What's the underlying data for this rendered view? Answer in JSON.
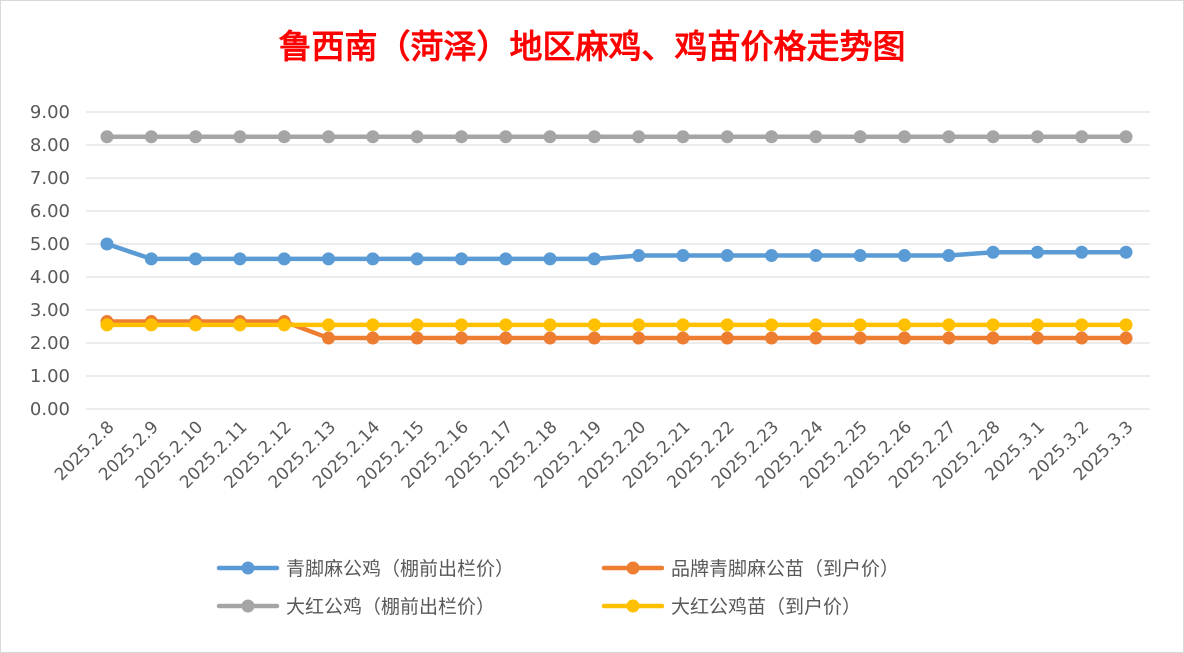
{
  "chart_data": {
    "type": "line",
    "title": "鲁西南（菏泽）地区麻鸡、鸡苗价格走势图",
    "xlabel": "",
    "ylabel": "",
    "ylim": [
      0,
      9
    ],
    "yticks": [
      "0.00",
      "1.00",
      "2.00",
      "3.00",
      "4.00",
      "5.00",
      "6.00",
      "7.00",
      "8.00",
      "9.00"
    ],
    "grid": true,
    "legend_position": "bottom",
    "categories": [
      "2025.2.8",
      "2025.2.9",
      "2025.2.10",
      "2025.2.11",
      "2025.2.12",
      "2025.2.13",
      "2025.2.14",
      "2025.2.15",
      "2025.2.16",
      "2025.2.17",
      "2025.2.18",
      "2025.2.19",
      "2025.2.20",
      "2025.2.21",
      "2025.2.22",
      "2025.2.23",
      "2025.2.24",
      "2025.2.25",
      "2025.2.26",
      "2025.2.27",
      "2025.2.28",
      "2025.3.1",
      "2025.3.2",
      "2025.3.3"
    ],
    "series": [
      {
        "name": "青脚麻公鸡（棚前出栏价）",
        "color": "#5b9bd5",
        "values": [
          5.0,
          4.55,
          4.55,
          4.55,
          4.55,
          4.55,
          4.55,
          4.55,
          4.55,
          4.55,
          4.55,
          4.55,
          4.65,
          4.65,
          4.65,
          4.65,
          4.65,
          4.65,
          4.65,
          4.65,
          4.75,
          4.75,
          4.75,
          4.75
        ]
      },
      {
        "name": "品牌青脚麻公苗（到户价）",
        "color": "#ed7d31",
        "values": [
          2.65,
          2.65,
          2.65,
          2.65,
          2.65,
          2.15,
          2.15,
          2.15,
          2.15,
          2.15,
          2.15,
          2.15,
          2.15,
          2.15,
          2.15,
          2.15,
          2.15,
          2.15,
          2.15,
          2.15,
          2.15,
          2.15,
          2.15,
          2.15
        ]
      },
      {
        "name": "大红公鸡（棚前出栏价）",
        "color": "#a5a5a5",
        "values": [
          8.25,
          8.25,
          8.25,
          8.25,
          8.25,
          8.25,
          8.25,
          8.25,
          8.25,
          8.25,
          8.25,
          8.25,
          8.25,
          8.25,
          8.25,
          8.25,
          8.25,
          8.25,
          8.25,
          8.25,
          8.25,
          8.25,
          8.25,
          8.25
        ]
      },
      {
        "name": "大红公鸡苗（到户价）",
        "color": "#ffc000",
        "values": [
          2.55,
          2.55,
          2.55,
          2.55,
          2.55,
          2.55,
          2.55,
          2.55,
          2.55,
          2.55,
          2.55,
          2.55,
          2.55,
          2.55,
          2.55,
          2.55,
          2.55,
          2.55,
          2.55,
          2.55,
          2.55,
          2.55,
          2.55,
          2.55
        ]
      }
    ],
    "series_draw_order": [
      2,
      0,
      1,
      3
    ]
  }
}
+ + + + +
= Written task =
Copy the material above exactly and drop the pictures.

= Result of this task =
What's the underlying data for this rendered view? Answer in JSON.
{
  "chart_data": {
    "type": "line",
    "title": "鲁西南（菏泽）地区麻鸡、鸡苗价格走势图",
    "xlabel": "",
    "ylabel": "",
    "ylim": [
      0,
      9
    ],
    "yticks": [
      "0.00",
      "1.00",
      "2.00",
      "3.00",
      "4.00",
      "5.00",
      "6.00",
      "7.00",
      "8.00",
      "9.00"
    ],
    "grid": true,
    "legend_position": "bottom",
    "categories": [
      "2025.2.8",
      "2025.2.9",
      "2025.2.10",
      "2025.2.11",
      "2025.2.12",
      "2025.2.13",
      "2025.2.14",
      "2025.2.15",
      "2025.2.16",
      "2025.2.17",
      "2025.2.18",
      "2025.2.19",
      "2025.2.20",
      "2025.2.21",
      "2025.2.22",
      "2025.2.23",
      "2025.2.24",
      "2025.2.25",
      "2025.2.26",
      "2025.2.27",
      "2025.2.28",
      "2025.3.1",
      "2025.3.2",
      "2025.3.3"
    ],
    "series": [
      {
        "name": "青脚麻公鸡（棚前出栏价）",
        "color": "#5b9bd5",
        "values": [
          5.0,
          4.55,
          4.55,
          4.55,
          4.55,
          4.55,
          4.55,
          4.55,
          4.55,
          4.55,
          4.55,
          4.55,
          4.65,
          4.65,
          4.65,
          4.65,
          4.65,
          4.65,
          4.65,
          4.65,
          4.75,
          4.75,
          4.75,
          4.75
        ]
      },
      {
        "name": "品牌青脚麻公苗（到户价）",
        "color": "#ed7d31",
        "values": [
          2.65,
          2.65,
          2.65,
          2.65,
          2.65,
          2.15,
          2.15,
          2.15,
          2.15,
          2.15,
          2.15,
          2.15,
          2.15,
          2.15,
          2.15,
          2.15,
          2.15,
          2.15,
          2.15,
          2.15,
          2.15,
          2.15,
          2.15,
          2.15
        ]
      },
      {
        "name": "大红公鸡（棚前出栏价）",
        "color": "#a5a5a5",
        "values": [
          8.25,
          8.25,
          8.25,
          8.25,
          8.25,
          8.25,
          8.25,
          8.25,
          8.25,
          8.25,
          8.25,
          8.25,
          8.25,
          8.25,
          8.25,
          8.25,
          8.25,
          8.25,
          8.25,
          8.25,
          8.25,
          8.25,
          8.25,
          8.25
        ]
      },
      {
        "name": "大红公鸡苗（到户价）",
        "color": "#ffc000",
        "values": [
          2.55,
          2.55,
          2.55,
          2.55,
          2.55,
          2.55,
          2.55,
          2.55,
          2.55,
          2.55,
          2.55,
          2.55,
          2.55,
          2.55,
          2.55,
          2.55,
          2.55,
          2.55,
          2.55,
          2.55,
          2.55,
          2.55,
          2.55,
          2.55
        ]
      }
    ],
    "series_draw_order": [
      2,
      0,
      1,
      3
    ]
  }
}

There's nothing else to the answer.